Find the word "start" in the listing; pull out each line holding it.
---+---
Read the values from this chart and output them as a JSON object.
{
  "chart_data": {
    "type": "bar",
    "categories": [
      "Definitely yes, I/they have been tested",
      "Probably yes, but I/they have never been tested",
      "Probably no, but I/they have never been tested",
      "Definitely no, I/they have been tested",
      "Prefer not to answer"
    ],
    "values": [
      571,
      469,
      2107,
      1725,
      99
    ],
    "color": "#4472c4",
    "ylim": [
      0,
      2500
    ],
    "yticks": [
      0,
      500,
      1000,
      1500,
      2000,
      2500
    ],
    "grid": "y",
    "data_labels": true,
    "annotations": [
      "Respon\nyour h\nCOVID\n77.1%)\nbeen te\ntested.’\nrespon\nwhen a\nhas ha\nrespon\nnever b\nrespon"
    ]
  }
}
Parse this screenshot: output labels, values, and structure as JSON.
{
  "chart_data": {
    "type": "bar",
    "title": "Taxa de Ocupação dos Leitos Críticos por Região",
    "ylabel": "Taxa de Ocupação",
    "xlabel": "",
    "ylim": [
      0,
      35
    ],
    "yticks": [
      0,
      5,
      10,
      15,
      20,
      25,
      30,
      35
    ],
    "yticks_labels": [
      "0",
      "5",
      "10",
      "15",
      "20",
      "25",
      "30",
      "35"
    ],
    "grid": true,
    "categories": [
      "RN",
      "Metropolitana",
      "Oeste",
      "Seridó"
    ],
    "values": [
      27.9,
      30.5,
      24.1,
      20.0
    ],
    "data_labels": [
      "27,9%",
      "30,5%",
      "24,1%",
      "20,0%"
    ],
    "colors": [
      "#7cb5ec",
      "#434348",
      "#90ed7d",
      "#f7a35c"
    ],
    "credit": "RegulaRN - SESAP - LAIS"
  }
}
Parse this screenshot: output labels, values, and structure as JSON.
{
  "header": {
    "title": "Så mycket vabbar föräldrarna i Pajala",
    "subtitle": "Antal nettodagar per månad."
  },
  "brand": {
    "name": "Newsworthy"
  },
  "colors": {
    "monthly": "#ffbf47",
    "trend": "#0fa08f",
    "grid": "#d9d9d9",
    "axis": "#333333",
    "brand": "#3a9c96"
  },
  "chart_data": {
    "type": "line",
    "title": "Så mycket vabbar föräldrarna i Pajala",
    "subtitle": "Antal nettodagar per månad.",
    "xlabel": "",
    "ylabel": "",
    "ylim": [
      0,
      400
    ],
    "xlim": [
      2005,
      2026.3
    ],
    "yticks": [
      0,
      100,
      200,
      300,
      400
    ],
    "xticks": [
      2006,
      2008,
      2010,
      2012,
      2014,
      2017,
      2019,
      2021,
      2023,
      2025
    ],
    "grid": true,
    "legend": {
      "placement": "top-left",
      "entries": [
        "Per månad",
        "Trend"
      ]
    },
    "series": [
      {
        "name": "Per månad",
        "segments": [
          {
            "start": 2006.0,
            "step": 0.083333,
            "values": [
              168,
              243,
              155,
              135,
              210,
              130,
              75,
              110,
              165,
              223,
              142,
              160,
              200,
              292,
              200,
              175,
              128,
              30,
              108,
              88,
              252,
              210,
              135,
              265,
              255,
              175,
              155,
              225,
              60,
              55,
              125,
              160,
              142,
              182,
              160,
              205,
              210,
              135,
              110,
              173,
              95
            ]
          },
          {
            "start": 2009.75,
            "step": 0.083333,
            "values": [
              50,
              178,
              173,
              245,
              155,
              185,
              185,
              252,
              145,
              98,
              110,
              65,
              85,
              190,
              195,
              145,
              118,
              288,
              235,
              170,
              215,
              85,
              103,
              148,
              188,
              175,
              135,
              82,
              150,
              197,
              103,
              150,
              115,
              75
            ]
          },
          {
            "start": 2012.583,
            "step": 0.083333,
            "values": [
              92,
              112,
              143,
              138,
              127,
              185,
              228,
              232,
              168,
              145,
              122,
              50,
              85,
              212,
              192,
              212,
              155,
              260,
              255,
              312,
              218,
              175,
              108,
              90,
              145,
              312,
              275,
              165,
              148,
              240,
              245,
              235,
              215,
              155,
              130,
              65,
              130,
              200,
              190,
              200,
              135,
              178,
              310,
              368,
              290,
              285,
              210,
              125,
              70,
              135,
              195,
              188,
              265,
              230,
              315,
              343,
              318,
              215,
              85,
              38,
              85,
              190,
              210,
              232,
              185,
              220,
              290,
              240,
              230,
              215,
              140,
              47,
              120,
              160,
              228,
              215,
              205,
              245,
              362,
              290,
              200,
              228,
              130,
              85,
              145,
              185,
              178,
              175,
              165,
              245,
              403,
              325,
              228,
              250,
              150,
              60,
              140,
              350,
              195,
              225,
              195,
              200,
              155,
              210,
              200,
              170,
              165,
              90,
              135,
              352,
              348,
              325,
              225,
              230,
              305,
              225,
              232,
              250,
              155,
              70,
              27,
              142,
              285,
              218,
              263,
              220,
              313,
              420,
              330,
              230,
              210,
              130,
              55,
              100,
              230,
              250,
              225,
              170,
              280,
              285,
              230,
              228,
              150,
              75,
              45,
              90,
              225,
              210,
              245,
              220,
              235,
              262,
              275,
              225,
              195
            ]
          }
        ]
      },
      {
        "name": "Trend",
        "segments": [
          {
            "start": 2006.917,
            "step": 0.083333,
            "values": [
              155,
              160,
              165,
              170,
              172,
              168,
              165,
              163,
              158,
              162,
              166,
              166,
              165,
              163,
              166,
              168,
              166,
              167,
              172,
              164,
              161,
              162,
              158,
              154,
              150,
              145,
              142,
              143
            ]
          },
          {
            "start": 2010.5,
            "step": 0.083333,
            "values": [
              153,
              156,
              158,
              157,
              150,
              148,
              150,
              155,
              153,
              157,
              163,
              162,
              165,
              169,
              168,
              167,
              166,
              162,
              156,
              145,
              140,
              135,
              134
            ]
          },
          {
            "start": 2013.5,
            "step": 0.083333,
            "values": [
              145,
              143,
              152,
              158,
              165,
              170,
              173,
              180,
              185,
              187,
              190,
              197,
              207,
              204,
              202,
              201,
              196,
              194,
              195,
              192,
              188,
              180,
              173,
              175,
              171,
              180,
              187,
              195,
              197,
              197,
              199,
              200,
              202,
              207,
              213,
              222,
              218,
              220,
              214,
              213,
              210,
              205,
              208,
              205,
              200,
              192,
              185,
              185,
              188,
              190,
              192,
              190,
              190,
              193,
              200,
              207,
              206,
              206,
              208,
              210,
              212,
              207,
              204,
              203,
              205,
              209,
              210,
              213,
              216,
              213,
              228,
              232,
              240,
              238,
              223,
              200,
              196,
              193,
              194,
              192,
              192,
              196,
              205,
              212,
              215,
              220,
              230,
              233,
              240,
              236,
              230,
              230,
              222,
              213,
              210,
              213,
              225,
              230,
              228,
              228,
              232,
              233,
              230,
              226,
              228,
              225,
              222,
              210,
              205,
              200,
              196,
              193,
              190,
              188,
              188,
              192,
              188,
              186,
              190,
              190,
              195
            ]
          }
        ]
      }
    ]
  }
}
---+---
▸ Written answer
            "start": 2006.0,
            "start": 2009.75,
            "start": 2012.583,
            "start": 2006.917,
            "start": 2010.5,
            "start": 2013.5,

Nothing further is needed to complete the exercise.